From the data that follows, report how many lines hold the string "frac", giving only the number.

== == ==

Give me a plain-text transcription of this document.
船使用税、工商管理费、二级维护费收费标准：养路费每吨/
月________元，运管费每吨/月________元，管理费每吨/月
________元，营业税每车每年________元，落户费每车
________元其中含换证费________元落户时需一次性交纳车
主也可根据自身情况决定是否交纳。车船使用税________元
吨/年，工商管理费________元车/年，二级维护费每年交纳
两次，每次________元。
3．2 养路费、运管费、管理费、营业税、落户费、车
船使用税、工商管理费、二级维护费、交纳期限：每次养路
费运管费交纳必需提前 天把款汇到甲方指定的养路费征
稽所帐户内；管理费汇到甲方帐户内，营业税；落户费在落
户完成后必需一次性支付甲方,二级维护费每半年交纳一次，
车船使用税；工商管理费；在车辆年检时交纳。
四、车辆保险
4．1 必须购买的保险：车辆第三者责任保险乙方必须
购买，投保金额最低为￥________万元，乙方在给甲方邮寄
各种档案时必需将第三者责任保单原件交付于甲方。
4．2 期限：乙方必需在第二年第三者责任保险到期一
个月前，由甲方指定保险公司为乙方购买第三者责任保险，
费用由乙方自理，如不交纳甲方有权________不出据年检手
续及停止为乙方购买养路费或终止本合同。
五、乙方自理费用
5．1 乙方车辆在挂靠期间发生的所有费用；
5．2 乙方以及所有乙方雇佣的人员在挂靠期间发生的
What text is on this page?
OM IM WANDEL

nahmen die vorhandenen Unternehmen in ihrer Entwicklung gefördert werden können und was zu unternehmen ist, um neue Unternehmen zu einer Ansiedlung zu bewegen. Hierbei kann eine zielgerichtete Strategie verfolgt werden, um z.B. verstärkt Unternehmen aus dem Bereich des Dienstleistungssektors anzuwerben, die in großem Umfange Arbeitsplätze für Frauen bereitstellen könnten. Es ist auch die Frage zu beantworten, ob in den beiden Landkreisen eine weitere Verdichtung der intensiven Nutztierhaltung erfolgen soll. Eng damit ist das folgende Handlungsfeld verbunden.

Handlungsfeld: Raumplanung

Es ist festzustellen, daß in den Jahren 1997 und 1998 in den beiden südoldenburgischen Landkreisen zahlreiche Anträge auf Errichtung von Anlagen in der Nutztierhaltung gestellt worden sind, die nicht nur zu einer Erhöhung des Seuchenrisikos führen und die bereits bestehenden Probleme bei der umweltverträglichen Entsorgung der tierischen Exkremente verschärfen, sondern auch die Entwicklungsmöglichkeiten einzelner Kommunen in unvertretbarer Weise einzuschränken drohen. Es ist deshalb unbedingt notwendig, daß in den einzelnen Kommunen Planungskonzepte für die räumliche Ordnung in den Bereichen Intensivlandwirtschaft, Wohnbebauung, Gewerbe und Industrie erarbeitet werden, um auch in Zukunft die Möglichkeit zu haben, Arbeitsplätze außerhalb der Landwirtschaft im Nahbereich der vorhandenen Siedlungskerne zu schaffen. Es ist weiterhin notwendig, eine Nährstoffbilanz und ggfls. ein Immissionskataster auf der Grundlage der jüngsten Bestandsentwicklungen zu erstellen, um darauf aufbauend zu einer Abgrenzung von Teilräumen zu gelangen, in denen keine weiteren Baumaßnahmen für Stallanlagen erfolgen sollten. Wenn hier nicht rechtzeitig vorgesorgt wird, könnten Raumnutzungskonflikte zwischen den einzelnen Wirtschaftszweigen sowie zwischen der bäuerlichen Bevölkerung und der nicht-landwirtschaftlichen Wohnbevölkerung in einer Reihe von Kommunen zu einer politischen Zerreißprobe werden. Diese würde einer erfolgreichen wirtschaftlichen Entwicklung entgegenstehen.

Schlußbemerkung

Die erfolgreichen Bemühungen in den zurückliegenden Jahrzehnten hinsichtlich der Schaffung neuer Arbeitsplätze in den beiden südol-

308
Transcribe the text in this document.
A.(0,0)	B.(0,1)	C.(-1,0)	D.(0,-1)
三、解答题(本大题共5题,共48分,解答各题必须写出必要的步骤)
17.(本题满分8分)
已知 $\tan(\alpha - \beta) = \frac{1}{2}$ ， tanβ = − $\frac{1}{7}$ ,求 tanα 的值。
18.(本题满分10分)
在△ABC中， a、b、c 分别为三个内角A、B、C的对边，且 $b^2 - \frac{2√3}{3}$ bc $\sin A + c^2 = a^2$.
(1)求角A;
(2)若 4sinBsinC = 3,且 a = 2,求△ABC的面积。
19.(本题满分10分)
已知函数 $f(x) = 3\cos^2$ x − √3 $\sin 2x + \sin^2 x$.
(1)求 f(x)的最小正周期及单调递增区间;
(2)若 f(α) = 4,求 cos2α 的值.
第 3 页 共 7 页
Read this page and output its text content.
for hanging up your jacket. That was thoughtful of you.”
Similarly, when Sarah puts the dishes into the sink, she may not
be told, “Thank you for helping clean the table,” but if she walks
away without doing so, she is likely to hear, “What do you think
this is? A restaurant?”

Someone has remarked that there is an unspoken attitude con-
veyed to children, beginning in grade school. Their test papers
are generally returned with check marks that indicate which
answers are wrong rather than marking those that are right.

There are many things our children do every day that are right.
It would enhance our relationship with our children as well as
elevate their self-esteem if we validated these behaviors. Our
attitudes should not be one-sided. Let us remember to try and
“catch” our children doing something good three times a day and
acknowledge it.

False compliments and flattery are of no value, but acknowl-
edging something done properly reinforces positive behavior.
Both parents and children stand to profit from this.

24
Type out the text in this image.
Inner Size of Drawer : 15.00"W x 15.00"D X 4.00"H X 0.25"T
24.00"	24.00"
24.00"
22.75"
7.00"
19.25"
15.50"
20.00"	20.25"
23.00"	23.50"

== == ==

### Response
2